:: Material provided ::
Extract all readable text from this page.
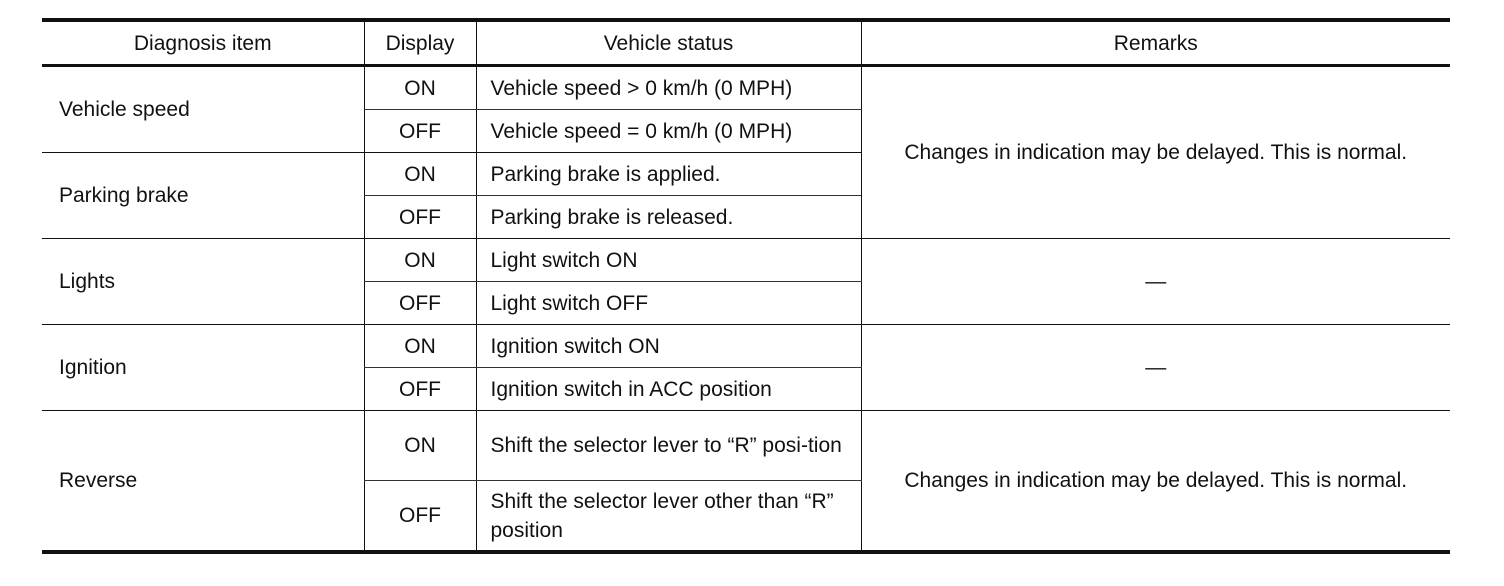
Diagnosis item	Display	Vehicle status	Remarks
Vehicle speed	ON	Vehicle speed > 0 km/h (0 MPH)	Changes in indication may be delayed. This is normal.
	OFF	Vehicle speed = 0 km/h (0 MPH)	
Parking brake	ON	Parking brake is applied.	
	OFF	Parking brake is released.	
Lights	ON	Light switch ON	—
	OFF	Light switch OFF	
Ignition	ON	Ignition switch ON	—
	OFF	Ignition switch in ACC position	
Reverse	ON	Shift the selector lever to “R” posi-tion	Changes in indication may be delayed. This is normal.
	OFF	Shift the selector lever other than “R” position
:::
[Requirement] Identify every line where the string "Vehicle" appears.

[Exercise solution]
Diagnosis item	Display	Vehicle status	Remarks
Vehicle speed	ON	Vehicle speed > 0 km/h (0 MPH)	Changes in indication may be delayed. This is normal.
	OFF	Vehicle speed = 0 km/h (0 MPH)	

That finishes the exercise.